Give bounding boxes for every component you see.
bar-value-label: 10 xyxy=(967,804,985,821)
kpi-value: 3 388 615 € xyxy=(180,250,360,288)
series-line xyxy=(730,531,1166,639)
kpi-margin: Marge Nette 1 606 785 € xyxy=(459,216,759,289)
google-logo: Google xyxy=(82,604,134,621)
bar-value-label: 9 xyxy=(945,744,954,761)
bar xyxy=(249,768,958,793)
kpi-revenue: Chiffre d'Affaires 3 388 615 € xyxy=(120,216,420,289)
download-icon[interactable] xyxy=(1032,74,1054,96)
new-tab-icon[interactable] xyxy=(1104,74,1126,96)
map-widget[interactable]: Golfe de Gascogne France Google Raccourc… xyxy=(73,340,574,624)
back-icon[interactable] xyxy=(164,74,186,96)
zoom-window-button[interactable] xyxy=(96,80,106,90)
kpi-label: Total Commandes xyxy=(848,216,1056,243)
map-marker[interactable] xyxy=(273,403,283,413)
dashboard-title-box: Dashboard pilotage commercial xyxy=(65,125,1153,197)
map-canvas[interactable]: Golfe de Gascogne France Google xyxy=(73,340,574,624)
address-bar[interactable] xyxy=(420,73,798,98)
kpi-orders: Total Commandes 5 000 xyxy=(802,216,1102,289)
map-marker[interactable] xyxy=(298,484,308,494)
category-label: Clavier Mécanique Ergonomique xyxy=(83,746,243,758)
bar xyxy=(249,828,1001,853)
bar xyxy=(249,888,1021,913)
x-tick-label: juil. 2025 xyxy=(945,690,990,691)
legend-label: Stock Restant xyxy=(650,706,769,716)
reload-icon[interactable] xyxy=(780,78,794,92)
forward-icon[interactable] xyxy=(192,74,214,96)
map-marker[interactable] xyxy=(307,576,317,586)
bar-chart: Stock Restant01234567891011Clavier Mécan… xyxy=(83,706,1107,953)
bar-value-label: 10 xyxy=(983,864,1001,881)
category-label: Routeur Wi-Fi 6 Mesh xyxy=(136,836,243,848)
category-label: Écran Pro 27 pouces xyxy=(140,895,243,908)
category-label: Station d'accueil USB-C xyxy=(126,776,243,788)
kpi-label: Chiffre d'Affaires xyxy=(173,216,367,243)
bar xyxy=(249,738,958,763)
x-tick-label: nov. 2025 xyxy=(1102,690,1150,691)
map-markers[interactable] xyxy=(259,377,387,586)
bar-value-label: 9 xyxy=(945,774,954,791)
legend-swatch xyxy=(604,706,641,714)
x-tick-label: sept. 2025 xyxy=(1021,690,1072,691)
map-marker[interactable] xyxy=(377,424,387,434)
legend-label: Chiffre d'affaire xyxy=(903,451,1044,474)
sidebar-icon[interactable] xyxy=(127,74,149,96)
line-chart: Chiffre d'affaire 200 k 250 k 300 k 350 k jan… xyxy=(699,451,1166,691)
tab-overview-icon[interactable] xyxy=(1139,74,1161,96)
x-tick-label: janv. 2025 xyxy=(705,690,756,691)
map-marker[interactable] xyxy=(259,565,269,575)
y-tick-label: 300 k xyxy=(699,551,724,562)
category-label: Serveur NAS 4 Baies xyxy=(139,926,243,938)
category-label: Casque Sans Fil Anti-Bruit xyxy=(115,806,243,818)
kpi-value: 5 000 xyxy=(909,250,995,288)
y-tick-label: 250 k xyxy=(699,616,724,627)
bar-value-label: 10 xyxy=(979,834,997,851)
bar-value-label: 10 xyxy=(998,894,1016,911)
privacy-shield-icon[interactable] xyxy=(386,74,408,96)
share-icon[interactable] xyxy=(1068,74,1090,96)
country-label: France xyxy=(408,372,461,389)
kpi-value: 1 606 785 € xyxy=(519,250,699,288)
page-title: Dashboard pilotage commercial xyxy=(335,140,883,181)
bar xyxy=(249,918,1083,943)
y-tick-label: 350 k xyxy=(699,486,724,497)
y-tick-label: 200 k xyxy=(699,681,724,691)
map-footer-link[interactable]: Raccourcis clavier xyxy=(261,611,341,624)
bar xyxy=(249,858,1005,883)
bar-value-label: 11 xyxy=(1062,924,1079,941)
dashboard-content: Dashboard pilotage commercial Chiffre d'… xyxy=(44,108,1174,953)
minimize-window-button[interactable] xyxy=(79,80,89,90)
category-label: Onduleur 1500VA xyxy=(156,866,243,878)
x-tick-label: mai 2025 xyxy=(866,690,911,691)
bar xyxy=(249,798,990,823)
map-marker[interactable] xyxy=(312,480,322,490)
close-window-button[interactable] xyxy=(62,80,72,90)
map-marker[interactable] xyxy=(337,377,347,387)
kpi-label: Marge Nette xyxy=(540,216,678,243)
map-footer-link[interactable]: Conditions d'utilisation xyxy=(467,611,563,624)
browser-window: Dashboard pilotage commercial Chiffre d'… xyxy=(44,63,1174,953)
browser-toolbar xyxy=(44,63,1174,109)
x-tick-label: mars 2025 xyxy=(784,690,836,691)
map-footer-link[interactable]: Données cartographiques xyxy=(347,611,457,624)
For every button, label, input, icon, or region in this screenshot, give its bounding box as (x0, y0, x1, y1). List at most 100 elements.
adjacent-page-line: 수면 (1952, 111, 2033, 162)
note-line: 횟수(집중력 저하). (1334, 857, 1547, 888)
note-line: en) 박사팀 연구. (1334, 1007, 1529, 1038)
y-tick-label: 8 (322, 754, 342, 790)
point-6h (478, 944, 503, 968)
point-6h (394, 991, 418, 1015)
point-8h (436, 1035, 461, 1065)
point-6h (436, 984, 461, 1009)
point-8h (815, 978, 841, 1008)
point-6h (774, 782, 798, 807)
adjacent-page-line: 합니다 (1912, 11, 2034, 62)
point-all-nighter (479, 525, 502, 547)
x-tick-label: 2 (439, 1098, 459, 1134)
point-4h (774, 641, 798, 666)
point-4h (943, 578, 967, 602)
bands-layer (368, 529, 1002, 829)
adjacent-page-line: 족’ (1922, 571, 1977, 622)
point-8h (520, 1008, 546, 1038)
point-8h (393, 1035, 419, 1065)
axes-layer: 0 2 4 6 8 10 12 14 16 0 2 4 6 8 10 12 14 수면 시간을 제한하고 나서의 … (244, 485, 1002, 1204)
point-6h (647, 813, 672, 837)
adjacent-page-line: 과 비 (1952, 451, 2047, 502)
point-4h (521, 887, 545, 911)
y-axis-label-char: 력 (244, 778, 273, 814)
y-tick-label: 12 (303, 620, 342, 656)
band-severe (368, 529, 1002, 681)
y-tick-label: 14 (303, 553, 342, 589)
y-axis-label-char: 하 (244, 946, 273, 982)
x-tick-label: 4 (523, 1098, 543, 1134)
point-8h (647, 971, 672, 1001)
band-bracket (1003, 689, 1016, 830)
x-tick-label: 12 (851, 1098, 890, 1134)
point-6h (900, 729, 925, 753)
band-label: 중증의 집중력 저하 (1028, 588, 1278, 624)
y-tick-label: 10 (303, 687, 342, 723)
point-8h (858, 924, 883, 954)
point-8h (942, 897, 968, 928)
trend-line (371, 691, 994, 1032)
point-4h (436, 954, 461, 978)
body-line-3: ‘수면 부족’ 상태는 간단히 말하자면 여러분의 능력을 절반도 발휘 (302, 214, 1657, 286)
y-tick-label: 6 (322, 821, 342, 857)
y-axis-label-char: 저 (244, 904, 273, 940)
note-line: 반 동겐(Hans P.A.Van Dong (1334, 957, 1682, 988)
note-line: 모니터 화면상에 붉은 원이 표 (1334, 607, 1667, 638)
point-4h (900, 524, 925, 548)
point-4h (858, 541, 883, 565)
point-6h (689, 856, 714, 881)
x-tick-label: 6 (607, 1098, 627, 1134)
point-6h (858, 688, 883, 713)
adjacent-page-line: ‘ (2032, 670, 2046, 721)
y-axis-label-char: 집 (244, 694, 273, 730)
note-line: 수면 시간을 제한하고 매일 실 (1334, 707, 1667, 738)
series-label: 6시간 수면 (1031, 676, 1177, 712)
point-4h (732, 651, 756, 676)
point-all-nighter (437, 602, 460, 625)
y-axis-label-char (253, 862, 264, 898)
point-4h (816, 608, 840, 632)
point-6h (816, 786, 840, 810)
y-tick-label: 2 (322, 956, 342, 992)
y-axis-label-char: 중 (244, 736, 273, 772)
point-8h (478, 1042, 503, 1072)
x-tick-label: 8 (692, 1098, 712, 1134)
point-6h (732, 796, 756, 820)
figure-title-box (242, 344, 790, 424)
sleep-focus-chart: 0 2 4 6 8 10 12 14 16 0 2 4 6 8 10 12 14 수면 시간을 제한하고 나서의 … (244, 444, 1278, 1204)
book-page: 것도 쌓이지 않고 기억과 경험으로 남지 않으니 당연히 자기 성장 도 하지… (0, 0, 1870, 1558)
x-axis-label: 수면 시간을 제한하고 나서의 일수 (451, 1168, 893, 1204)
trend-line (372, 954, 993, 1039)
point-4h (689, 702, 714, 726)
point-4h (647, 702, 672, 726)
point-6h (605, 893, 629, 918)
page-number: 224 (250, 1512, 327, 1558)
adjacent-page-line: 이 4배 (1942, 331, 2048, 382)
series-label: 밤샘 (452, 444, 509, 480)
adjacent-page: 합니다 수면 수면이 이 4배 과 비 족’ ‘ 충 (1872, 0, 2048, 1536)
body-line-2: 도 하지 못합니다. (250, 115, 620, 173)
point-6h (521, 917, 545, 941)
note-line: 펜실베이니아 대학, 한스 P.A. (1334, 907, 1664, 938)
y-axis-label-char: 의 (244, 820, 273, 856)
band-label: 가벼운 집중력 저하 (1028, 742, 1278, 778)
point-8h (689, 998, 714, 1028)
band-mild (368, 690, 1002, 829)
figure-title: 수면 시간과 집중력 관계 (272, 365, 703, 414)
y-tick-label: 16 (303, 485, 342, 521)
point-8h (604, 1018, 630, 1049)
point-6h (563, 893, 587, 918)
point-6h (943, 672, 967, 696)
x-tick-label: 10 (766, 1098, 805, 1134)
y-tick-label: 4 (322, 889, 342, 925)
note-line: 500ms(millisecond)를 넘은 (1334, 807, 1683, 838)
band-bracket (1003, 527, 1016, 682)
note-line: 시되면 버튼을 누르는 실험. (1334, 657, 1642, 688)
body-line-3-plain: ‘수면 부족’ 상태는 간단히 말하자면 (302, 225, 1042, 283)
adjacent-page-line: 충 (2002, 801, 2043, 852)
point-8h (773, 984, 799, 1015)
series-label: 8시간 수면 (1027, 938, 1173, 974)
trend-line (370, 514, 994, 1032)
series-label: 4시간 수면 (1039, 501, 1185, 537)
□ □ □ □
The task:
Pull out every line of the items above, from the very first one through the line that contains "map-widget[interactable]: Golfe de", that line included, and reproduce each one unchanged.

Worked solution:
Give bounding boxes for every component you see.
bar-value-label: 10 xyxy=(967,804,985,821)
kpi-value: 3 388 615 € xyxy=(180,250,360,288)
series-line xyxy=(730,531,1166,639)
kpi-margin: Marge Nette 1 606 785 € xyxy=(459,216,759,289)
google-logo: Google xyxy=(82,604,134,621)
bar-value-label: 9 xyxy=(945,744,954,761)
bar xyxy=(249,768,958,793)
kpi-revenue: Chiffre d'Affaires 3 388 615 € xyxy=(120,216,420,289)
download-icon[interactable] xyxy=(1032,74,1054,96)
new-tab-icon[interactable] xyxy=(1104,74,1126,96)
map-widget[interactable]: Golfe de Gascogne France Google Raccourc… xyxy=(73,340,574,624)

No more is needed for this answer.